(Entries from a visual dataset)
****
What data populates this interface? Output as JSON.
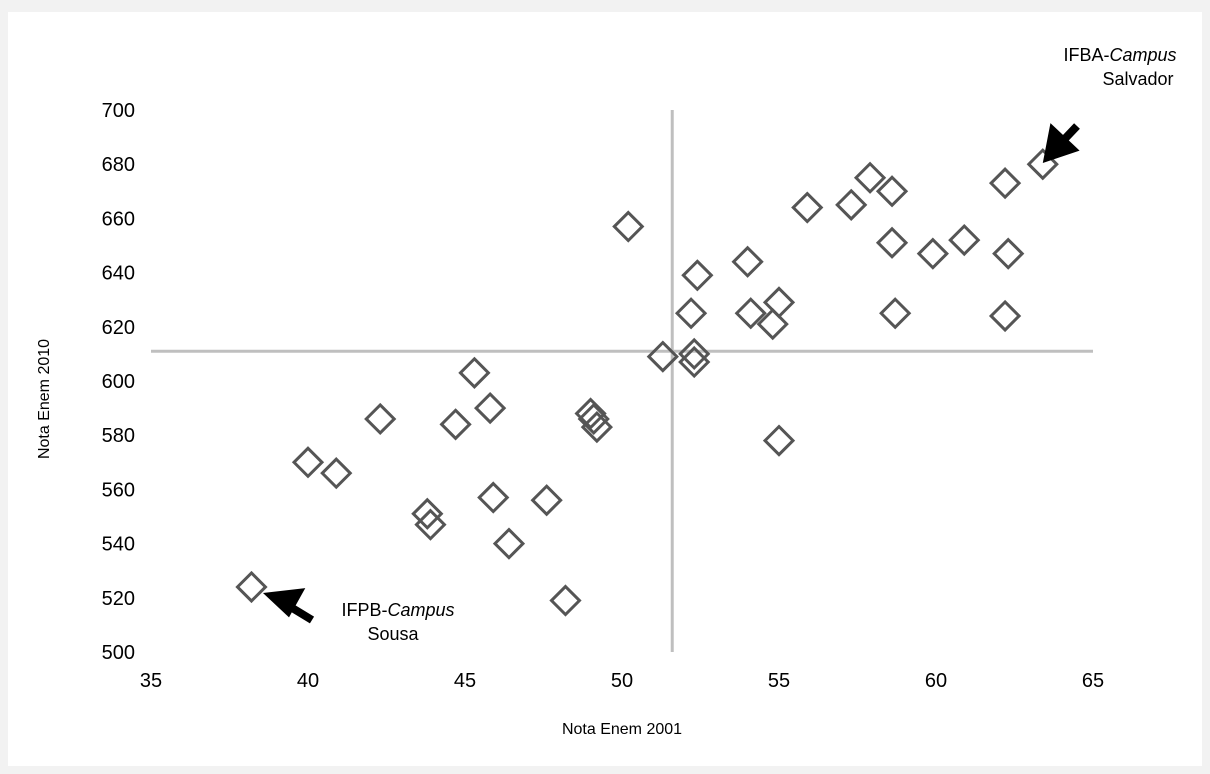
{
  "chart_data": {
    "type": "scatter",
    "xlabel": "Nota Enem 2001",
    "ylabel": "Nota Enem 2010",
    "xlim": [
      35,
      65
    ],
    "ylim": [
      500,
      700
    ],
    "x_ticks": [
      "35",
      "40",
      "45",
      "50",
      "55",
      "60",
      "65"
    ],
    "y_ticks": [
      "500",
      "520",
      "540",
      "560",
      "580",
      "600",
      "620",
      "640",
      "660",
      "680",
      "700"
    ],
    "grid": false,
    "marker": "diamond-outline",
    "marker_color": "#555555",
    "reference_lines": {
      "x": 51.6,
      "y": 611,
      "color": "#bfbfbf"
    },
    "points": [
      {
        "x": 38.2,
        "y": 524
      },
      {
        "x": 40.0,
        "y": 570
      },
      {
        "x": 40.9,
        "y": 566
      },
      {
        "x": 42.3,
        "y": 586
      },
      {
        "x": 43.8,
        "y": 551
      },
      {
        "x": 43.9,
        "y": 547
      },
      {
        "x": 44.7,
        "y": 584
      },
      {
        "x": 45.3,
        "y": 603
      },
      {
        "x": 45.8,
        "y": 590
      },
      {
        "x": 45.9,
        "y": 557
      },
      {
        "x": 46.4,
        "y": 540
      },
      {
        "x": 47.6,
        "y": 556
      },
      {
        "x": 48.2,
        "y": 519
      },
      {
        "x": 49.0,
        "y": 588
      },
      {
        "x": 49.1,
        "y": 586
      },
      {
        "x": 49.2,
        "y": 583
      },
      {
        "x": 50.2,
        "y": 657
      },
      {
        "x": 51.3,
        "y": 609
      },
      {
        "x": 52.2,
        "y": 625
      },
      {
        "x": 52.3,
        "y": 607
      },
      {
        "x": 52.3,
        "y": 610
      },
      {
        "x": 52.4,
        "y": 639
      },
      {
        "x": 54.0,
        "y": 644
      },
      {
        "x": 54.1,
        "y": 625
      },
      {
        "x": 54.8,
        "y": 621
      },
      {
        "x": 55.0,
        "y": 629
      },
      {
        "x": 55.0,
        "y": 578
      },
      {
        "x": 55.9,
        "y": 664
      },
      {
        "x": 57.3,
        "y": 665
      },
      {
        "x": 57.9,
        "y": 675
      },
      {
        "x": 58.6,
        "y": 670
      },
      {
        "x": 58.6,
        "y": 651
      },
      {
        "x": 58.7,
        "y": 625
      },
      {
        "x": 59.9,
        "y": 647
      },
      {
        "x": 60.9,
        "y": 652
      },
      {
        "x": 62.2,
        "y": 673
      },
      {
        "x": 62.3,
        "y": 647
      },
      {
        "x": 62.2,
        "y": 624
      },
      {
        "x": 63.4,
        "y": 680
      }
    ],
    "annotations": {
      "ifpb": {
        "prefix": "IFPB-",
        "emph": "Campus",
        "line2": "Sousa",
        "x": 38.2,
        "y": 524
      },
      "ifba": {
        "prefix": "IFBA-",
        "emph": "Campus",
        "line2": "Salvador",
        "x": 63.4,
        "y": 680
      }
    }
  }
}
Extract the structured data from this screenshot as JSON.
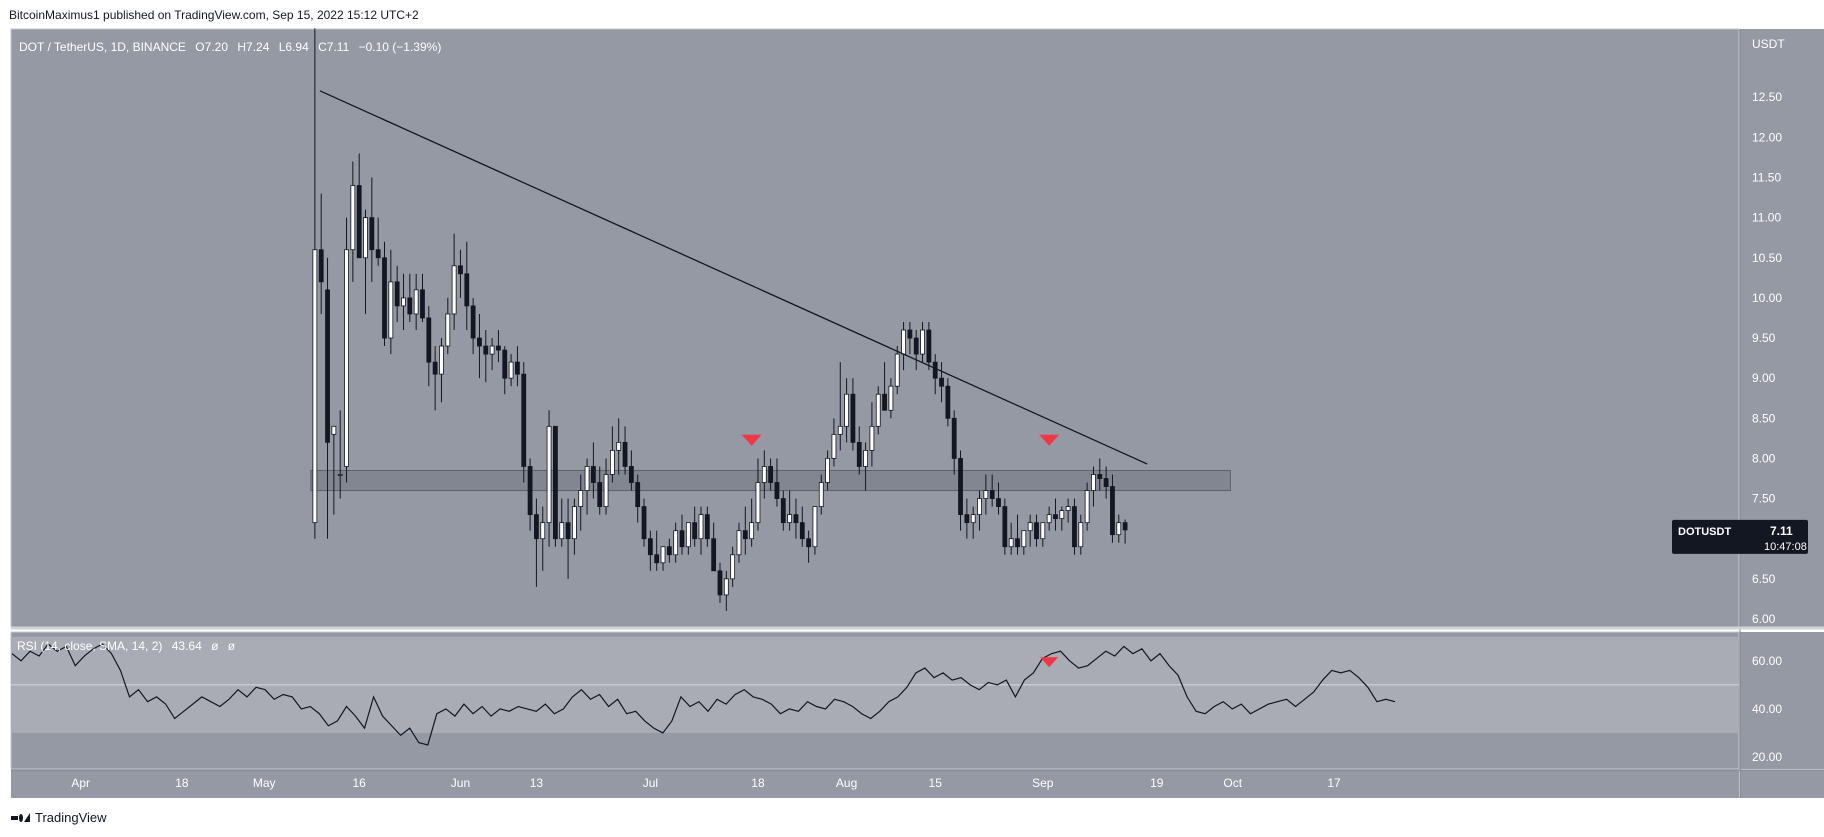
{
  "header": {
    "published_text": "BitcoinMaximus1 published on TradingView.com, Sep 15, 2022 15:12 UTC+2"
  },
  "footer": {
    "brand": "TradingView"
  },
  "chart_data": {
    "type": "candlestick",
    "symbol_line": "DOT / TetherUS, 1D, BINANCE",
    "ohlc": {
      "o_label": "O",
      "o": "7.20",
      "h_label": "H",
      "h": "7.24",
      "l_label": "L",
      "l": "6.94",
      "c_label": "C",
      "c": "7.11",
      "change": "−0.10 (−1.39%)"
    },
    "currency_label": "USDT",
    "price_ticks": [
      "12.50",
      "12.00",
      "11.50",
      "11.00",
      "10.50",
      "10.00",
      "9.50",
      "9.00",
      "8.50",
      "8.00",
      "7.50",
      "7.00",
      "6.50",
      "6.00"
    ],
    "ylim": [
      5.9,
      13.35
    ],
    "last_price_tag": {
      "symbol": "DOTUSDT",
      "price": "7.11",
      "countdown": "10:47:08",
      "value": 7.11
    },
    "x_ticks": [
      {
        "label": "Apr",
        "day": 2
      },
      {
        "label": "18",
        "day": 18
      },
      {
        "label": "May",
        "day": 31
      },
      {
        "label": "16",
        "day": 46
      },
      {
        "label": "Jun",
        "day": 62
      },
      {
        "label": "13",
        "day": 74
      },
      {
        "label": "Jul",
        "day": 92
      },
      {
        "label": "18",
        "day": 109
      },
      {
        "label": "Aug",
        "day": 123
      },
      {
        "label": "15",
        "day": 137
      },
      {
        "label": "Sep",
        "day": 154
      },
      {
        "label": "19",
        "day": 172
      },
      {
        "label": "Oct",
        "day": 184
      },
      {
        "label": "17",
        "day": 200
      }
    ],
    "candles": [
      [
        7.2,
        13.36,
        7.0,
        10.6
      ],
      [
        10.6,
        11.3,
        9.8,
        10.2
      ],
      [
        10.1,
        10.5,
        7.0,
        8.2
      ],
      [
        8.3,
        8.4,
        7.3,
        8.4
      ],
      [
        7.8,
        8.6,
        7.5,
        7.8
      ],
      [
        7.9,
        11.0,
        7.7,
        10.6
      ],
      [
        10.6,
        11.7,
        10.2,
        11.4
      ],
      [
        11.4,
        11.8,
        10.5,
        10.5
      ],
      [
        10.5,
        11.1,
        9.8,
        11.0
      ],
      [
        11.0,
        11.5,
        10.2,
        10.6
      ],
      [
        10.6,
        11.0,
        10.4,
        10.5
      ],
      [
        10.5,
        10.7,
        9.4,
        9.5
      ],
      [
        9.5,
        10.6,
        9.3,
        10.2
      ],
      [
        10.2,
        10.4,
        9.7,
        9.9
      ],
      [
        9.9,
        10.3,
        9.6,
        10.0
      ],
      [
        10.0,
        10.3,
        9.7,
        9.8
      ],
      [
        9.8,
        10.3,
        9.6,
        10.1
      ],
      [
        10.1,
        10.3,
        9.7,
        9.75
      ],
      [
        9.75,
        9.9,
        8.9,
        9.2
      ],
      [
        9.2,
        9.4,
        8.6,
        9.05
      ],
      [
        9.05,
        9.5,
        8.7,
        9.4
      ],
      [
        9.4,
        10.0,
        9.3,
        9.8
      ],
      [
        9.8,
        10.8,
        9.6,
        10.4
      ],
      [
        10.4,
        10.6,
        10.0,
        10.3
      ],
      [
        10.3,
        10.7,
        9.6,
        9.9
      ],
      [
        9.9,
        10.0,
        9.3,
        9.5
      ],
      [
        9.5,
        9.8,
        9.0,
        9.4
      ],
      [
        9.4,
        9.6,
        8.95,
        9.3
      ],
      [
        9.3,
        9.5,
        9.1,
        9.4
      ],
      [
        9.4,
        9.6,
        9.2,
        9.35
      ],
      [
        9.35,
        9.4,
        8.8,
        9.0
      ],
      [
        9.0,
        9.3,
        8.9,
        9.2
      ],
      [
        9.2,
        9.4,
        8.9,
        9.05
      ],
      [
        9.05,
        9.2,
        7.7,
        7.9
      ],
      [
        7.9,
        8.0,
        7.1,
        7.3
      ],
      [
        7.3,
        7.5,
        6.4,
        7.0
      ],
      [
        7.0,
        7.4,
        6.6,
        7.2
      ],
      [
        7.2,
        8.6,
        6.9,
        8.4
      ],
      [
        8.4,
        8.4,
        6.9,
        7.0
      ],
      [
        7.0,
        7.5,
        6.9,
        7.2
      ],
      [
        7.2,
        7.5,
        6.5,
        7.0
      ],
      [
        7.0,
        7.5,
        6.8,
        7.4
      ],
      [
        7.4,
        7.8,
        7.1,
        7.6
      ],
      [
        7.6,
        8.0,
        7.3,
        7.9
      ],
      [
        7.9,
        8.2,
        7.5,
        7.7
      ],
      [
        7.7,
        7.9,
        7.3,
        7.4
      ],
      [
        7.4,
        8.0,
        7.3,
        7.8
      ],
      [
        7.8,
        8.4,
        7.7,
        8.1
      ],
      [
        8.1,
        8.5,
        7.8,
        8.2
      ],
      [
        8.2,
        8.4,
        7.8,
        7.9
      ],
      [
        7.9,
        8.1,
        7.6,
        7.7
      ],
      [
        7.7,
        7.8,
        7.2,
        7.4
      ],
      [
        7.4,
        7.5,
        6.9,
        7.0
      ],
      [
        7.0,
        7.1,
        6.6,
        6.8
      ],
      [
        6.8,
        7.1,
        6.6,
        6.7
      ],
      [
        6.7,
        6.9,
        6.6,
        6.9
      ],
      [
        6.9,
        7.0,
        6.7,
        6.8
      ],
      [
        6.8,
        7.2,
        6.7,
        7.1
      ],
      [
        7.1,
        7.3,
        6.8,
        6.9
      ],
      [
        6.9,
        7.2,
        6.8,
        7.2
      ],
      [
        7.2,
        7.4,
        6.9,
        7.0
      ],
      [
        7.0,
        7.4,
        6.8,
        7.3
      ],
      [
        7.3,
        7.4,
        6.9,
        7.0
      ],
      [
        7.0,
        7.2,
        6.6,
        6.6
      ],
      [
        6.6,
        6.7,
        6.2,
        6.3
      ],
      [
        6.3,
        6.6,
        6.1,
        6.5
      ],
      [
        6.5,
        6.9,
        6.4,
        6.8
      ],
      [
        6.8,
        7.2,
        6.7,
        7.1
      ],
      [
        7.1,
        7.4,
        6.8,
        7.0
      ],
      [
        7.0,
        7.5,
        6.9,
        7.2
      ],
      [
        7.2,
        8.0,
        7.1,
        7.7
      ],
      [
        7.7,
        8.1,
        7.5,
        7.9
      ],
      [
        7.9,
        8.0,
        7.6,
        7.7
      ],
      [
        7.7,
        8.0,
        7.4,
        7.5
      ],
      [
        7.5,
        7.6,
        7.1,
        7.2
      ],
      [
        7.2,
        7.6,
        7.1,
        7.3
      ],
      [
        7.3,
        7.5,
        7.0,
        7.2
      ],
      [
        7.2,
        7.4,
        6.9,
        7.0
      ],
      [
        7.0,
        7.1,
        6.7,
        6.9
      ],
      [
        6.9,
        7.4,
        6.8,
        7.4
      ],
      [
        7.4,
        7.8,
        7.3,
        7.7
      ],
      [
        7.7,
        8.1,
        7.6,
        8.0
      ],
      [
        8.0,
        8.5,
        7.9,
        8.3
      ],
      [
        8.3,
        9.2,
        8.1,
        8.4
      ],
      [
        8.4,
        9.0,
        8.2,
        8.8
      ],
      [
        8.8,
        9.0,
        8.1,
        8.2
      ],
      [
        8.2,
        8.4,
        7.8,
        7.9
      ],
      [
        7.9,
        8.2,
        7.6,
        8.1
      ],
      [
        8.1,
        8.7,
        7.9,
        8.4
      ],
      [
        8.4,
        8.9,
        8.3,
        8.8
      ],
      [
        8.8,
        9.2,
        8.6,
        8.6
      ],
      [
        8.6,
        9.0,
        8.5,
        8.9
      ],
      [
        8.9,
        9.4,
        8.8,
        9.3
      ],
      [
        9.3,
        9.7,
        9.1,
        9.6
      ],
      [
        9.6,
        9.7,
        9.3,
        9.5
      ],
      [
        9.5,
        9.6,
        9.1,
        9.3
      ],
      [
        9.3,
        9.7,
        9.2,
        9.6
      ],
      [
        9.6,
        9.7,
        9.1,
        9.2
      ],
      [
        9.2,
        9.3,
        8.8,
        9.0
      ],
      [
        9.0,
        9.2,
        8.7,
        8.9
      ],
      [
        8.9,
        9.0,
        8.4,
        8.5
      ],
      [
        8.5,
        8.6,
        7.8,
        8.0
      ],
      [
        8.0,
        8.1,
        7.1,
        7.3
      ],
      [
        7.3,
        7.5,
        7.0,
        7.2
      ],
      [
        7.2,
        7.4,
        7.0,
        7.3
      ],
      [
        7.3,
        7.6,
        7.1,
        7.5
      ],
      [
        7.5,
        7.8,
        7.3,
        7.6
      ],
      [
        7.6,
        7.8,
        7.4,
        7.5
      ],
      [
        7.5,
        7.7,
        7.3,
        7.4
      ],
      [
        7.4,
        7.5,
        6.8,
        6.9
      ],
      [
        6.9,
        7.2,
        6.8,
        7.0
      ],
      [
        7.0,
        7.3,
        6.8,
        6.9
      ],
      [
        6.9,
        7.1,
        6.8,
        7.1
      ],
      [
        7.1,
        7.3,
        6.9,
        7.2
      ],
      [
        7.2,
        7.3,
        6.9,
        7.0
      ],
      [
        7.0,
        7.2,
        6.9,
        7.2
      ],
      [
        7.2,
        7.4,
        7.1,
        7.3
      ],
      [
        7.3,
        7.5,
        7.1,
        7.25
      ],
      [
        7.25,
        7.4,
        7.1,
        7.35
      ],
      [
        7.35,
        7.5,
        7.2,
        7.4
      ],
      [
        7.4,
        7.5,
        6.8,
        6.9
      ],
      [
        6.9,
        7.3,
        6.8,
        7.2
      ],
      [
        7.2,
        7.7,
        7.1,
        7.6
      ],
      [
        7.6,
        7.9,
        7.4,
        7.8
      ],
      [
        7.8,
        8.0,
        7.6,
        7.75
      ],
      [
        7.75,
        7.9,
        7.5,
        7.65
      ],
      [
        7.65,
        7.8,
        6.95,
        7.05
      ],
      [
        7.05,
        7.3,
        6.95,
        7.2
      ],
      [
        7.2,
        7.24,
        6.94,
        7.11
      ]
    ],
    "first_candle_day": 39,
    "trendline": {
      "start": {
        "day": 39.8,
        "price": 12.58
      },
      "end": {
        "day": 170.5,
        "price": 7.93
      }
    },
    "horizontal_zone": {
      "from_day": 39,
      "to_day": 183,
      "price_low": 7.6,
      "price_high": 7.85
    },
    "bearish_markers_price": [
      {
        "day": 108,
        "price": 8.22
      },
      {
        "day": 155,
        "price": 8.22
      }
    ],
    "rsi": {
      "label": "RSI (14, close, SMA, 14, 2)",
      "value_text": "43.64",
      "na_1": "ø",
      "na_2": "ø",
      "ticks": [
        "60.00",
        "40.00",
        "20.00"
      ],
      "ylim": [
        15,
        72
      ],
      "band": [
        30,
        70
      ],
      "mid_line": 50,
      "values": [
        [
          0,
          63
        ],
        [
          1,
          60
        ],
        [
          2,
          64
        ],
        [
          3,
          62
        ],
        [
          4,
          67
        ],
        [
          5,
          64
        ],
        [
          6,
          66
        ],
        [
          7,
          58
        ],
        [
          8,
          62
        ],
        [
          9,
          65
        ],
        [
          10,
          67
        ],
        [
          11,
          63
        ],
        [
          12,
          56
        ],
        [
          13,
          45
        ],
        [
          14,
          48
        ],
        [
          15,
          43
        ],
        [
          16,
          45
        ],
        [
          17,
          42
        ],
        [
          18,
          36
        ],
        [
          19,
          39
        ],
        [
          20,
          42
        ],
        [
          21,
          45
        ],
        [
          22,
          43
        ],
        [
          23,
          41
        ],
        [
          24,
          44
        ],
        [
          25,
          48
        ],
        [
          26,
          45
        ],
        [
          27,
          49
        ],
        [
          28,
          48
        ],
        [
          29,
          44
        ],
        [
          30,
          46
        ],
        [
          31,
          45
        ],
        [
          32,
          40
        ],
        [
          33,
          41
        ],
        [
          34,
          38
        ],
        [
          35,
          33
        ],
        [
          36,
          35
        ],
        [
          37,
          41
        ],
        [
          38,
          37
        ],
        [
          39,
          32
        ],
        [
          40,
          45
        ],
        [
          41,
          37
        ],
        [
          42,
          33
        ],
        [
          43,
          29
        ],
        [
          44,
          32
        ],
        [
          45,
          26
        ],
        [
          46,
          25
        ],
        [
          47,
          38
        ],
        [
          48,
          40
        ],
        [
          49,
          37
        ],
        [
          50,
          42
        ],
        [
          51,
          38
        ],
        [
          52,
          41
        ],
        [
          53,
          37
        ],
        [
          54,
          40
        ],
        [
          55,
          39
        ],
        [
          56,
          41
        ],
        [
          57,
          40
        ],
        [
          58,
          39
        ],
        [
          59,
          42
        ],
        [
          60,
          38
        ],
        [
          61,
          40
        ],
        [
          62,
          45
        ],
        [
          63,
          48
        ],
        [
          64,
          44
        ],
        [
          65,
          46
        ],
        [
          66,
          41
        ],
        [
          67,
          44
        ],
        [
          68,
          38
        ],
        [
          69,
          39
        ],
        [
          70,
          35
        ],
        [
          71,
          32
        ],
        [
          72,
          30
        ],
        [
          73,
          35
        ],
        [
          74,
          45
        ],
        [
          75,
          41
        ],
        [
          76,
          43
        ],
        [
          77,
          39
        ],
        [
          78,
          44
        ],
        [
          79,
          42
        ],
        [
          80,
          46
        ],
        [
          81,
          48
        ],
        [
          82,
          45
        ],
        [
          83,
          44
        ],
        [
          84,
          42
        ],
        [
          85,
          38
        ],
        [
          86,
          40
        ],
        [
          87,
          39
        ],
        [
          88,
          43
        ],
        [
          89,
          41
        ],
        [
          90,
          40
        ],
        [
          91,
          44
        ],
        [
          92,
          43
        ],
        [
          93,
          41
        ],
        [
          94,
          38
        ],
        [
          95,
          36
        ],
        [
          96,
          39
        ],
        [
          97,
          43
        ],
        [
          98,
          45
        ],
        [
          99,
          49
        ],
        [
          100,
          55
        ],
        [
          101,
          57
        ],
        [
          102,
          53
        ],
        [
          103,
          55
        ],
        [
          104,
          52
        ],
        [
          105,
          53
        ],
        [
          106,
          50
        ],
        [
          107,
          48
        ],
        [
          108,
          51
        ],
        [
          109,
          50
        ],
        [
          110,
          52
        ],
        [
          111,
          45
        ],
        [
          112,
          52
        ],
        [
          113,
          55
        ],
        [
          114,
          61
        ],
        [
          115,
          63
        ],
        [
          116,
          64
        ],
        [
          117,
          60
        ],
        [
          118,
          57
        ],
        [
          119,
          58
        ],
        [
          120,
          61
        ],
        [
          121,
          64
        ],
        [
          122,
          62
        ],
        [
          123,
          66
        ],
        [
          124,
          63
        ],
        [
          125,
          65
        ],
        [
          126,
          60
        ],
        [
          127,
          63
        ],
        [
          128,
          58
        ],
        [
          129,
          54
        ],
        [
          130,
          45
        ],
        [
          131,
          39
        ],
        [
          132,
          38
        ],
        [
          133,
          41
        ],
        [
          134,
          43
        ],
        [
          135,
          40
        ],
        [
          136,
          42
        ],
        [
          137,
          38
        ],
        [
          138,
          40
        ],
        [
          139,
          42
        ],
        [
          140,
          43
        ],
        [
          141,
          44
        ],
        [
          142,
          41
        ],
        [
          143,
          44
        ],
        [
          144,
          47
        ],
        [
          145,
          52
        ],
        [
          146,
          56
        ],
        [
          147,
          55
        ],
        [
          148,
          56
        ],
        [
          149,
          53
        ],
        [
          150,
          49
        ],
        [
          151,
          43
        ],
        [
          152,
          44
        ],
        [
          153,
          43
        ]
      ],
      "marker": {
        "day": 155,
        "value": 59
      }
    }
  }
}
****
- Task requirements: Locate the word "JSON" in the entries, and copy every line where it is found.

- Written solution:
What data populates this interface? Output as JSON.
Extract the structured data from this screenshot as JSON.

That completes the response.